------ INPUT

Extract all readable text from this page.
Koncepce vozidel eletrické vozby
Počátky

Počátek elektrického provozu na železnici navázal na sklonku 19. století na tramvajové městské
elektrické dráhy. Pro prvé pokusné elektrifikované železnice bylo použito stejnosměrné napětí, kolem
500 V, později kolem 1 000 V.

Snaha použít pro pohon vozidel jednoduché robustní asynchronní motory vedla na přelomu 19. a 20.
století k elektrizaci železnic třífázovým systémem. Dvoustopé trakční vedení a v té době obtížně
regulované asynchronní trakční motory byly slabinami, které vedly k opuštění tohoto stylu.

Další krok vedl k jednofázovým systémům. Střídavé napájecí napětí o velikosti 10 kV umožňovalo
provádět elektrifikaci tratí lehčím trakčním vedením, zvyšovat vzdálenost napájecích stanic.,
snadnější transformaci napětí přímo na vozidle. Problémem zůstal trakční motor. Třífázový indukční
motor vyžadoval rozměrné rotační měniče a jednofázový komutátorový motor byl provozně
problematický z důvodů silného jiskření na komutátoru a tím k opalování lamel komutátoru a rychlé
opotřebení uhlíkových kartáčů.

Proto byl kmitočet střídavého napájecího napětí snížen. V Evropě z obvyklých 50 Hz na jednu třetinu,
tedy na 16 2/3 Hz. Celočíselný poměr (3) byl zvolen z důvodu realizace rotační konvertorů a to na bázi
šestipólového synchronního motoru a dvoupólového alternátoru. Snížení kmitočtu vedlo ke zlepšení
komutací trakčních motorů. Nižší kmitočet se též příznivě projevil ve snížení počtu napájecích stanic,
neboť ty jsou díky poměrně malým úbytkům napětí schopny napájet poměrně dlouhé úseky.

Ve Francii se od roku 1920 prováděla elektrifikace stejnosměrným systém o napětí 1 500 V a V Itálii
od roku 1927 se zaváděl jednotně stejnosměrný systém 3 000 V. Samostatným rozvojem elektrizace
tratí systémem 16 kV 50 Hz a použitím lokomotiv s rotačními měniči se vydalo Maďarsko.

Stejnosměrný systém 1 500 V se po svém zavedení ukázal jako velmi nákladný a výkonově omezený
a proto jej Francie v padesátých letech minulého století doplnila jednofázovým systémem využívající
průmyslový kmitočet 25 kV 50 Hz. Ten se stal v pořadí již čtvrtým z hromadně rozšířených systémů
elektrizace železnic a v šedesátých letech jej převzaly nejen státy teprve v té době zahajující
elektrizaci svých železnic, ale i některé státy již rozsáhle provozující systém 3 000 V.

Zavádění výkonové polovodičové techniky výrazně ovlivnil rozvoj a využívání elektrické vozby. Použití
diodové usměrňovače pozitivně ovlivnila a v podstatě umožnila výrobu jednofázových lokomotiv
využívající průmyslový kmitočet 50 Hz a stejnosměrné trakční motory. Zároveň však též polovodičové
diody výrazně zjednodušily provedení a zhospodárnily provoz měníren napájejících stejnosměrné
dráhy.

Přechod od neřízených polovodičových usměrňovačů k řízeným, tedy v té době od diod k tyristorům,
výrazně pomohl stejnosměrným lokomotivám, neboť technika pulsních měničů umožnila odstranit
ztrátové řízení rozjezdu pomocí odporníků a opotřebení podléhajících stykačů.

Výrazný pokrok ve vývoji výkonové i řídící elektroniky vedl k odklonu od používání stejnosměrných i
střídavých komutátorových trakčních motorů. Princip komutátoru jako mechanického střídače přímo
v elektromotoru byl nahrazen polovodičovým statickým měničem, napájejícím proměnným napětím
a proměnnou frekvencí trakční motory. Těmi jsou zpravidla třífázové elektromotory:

------------

## YOUR TASK
Only the count is needed: the number of lines in the data that include the word "jednofázovým".

## FINISHED TASK
2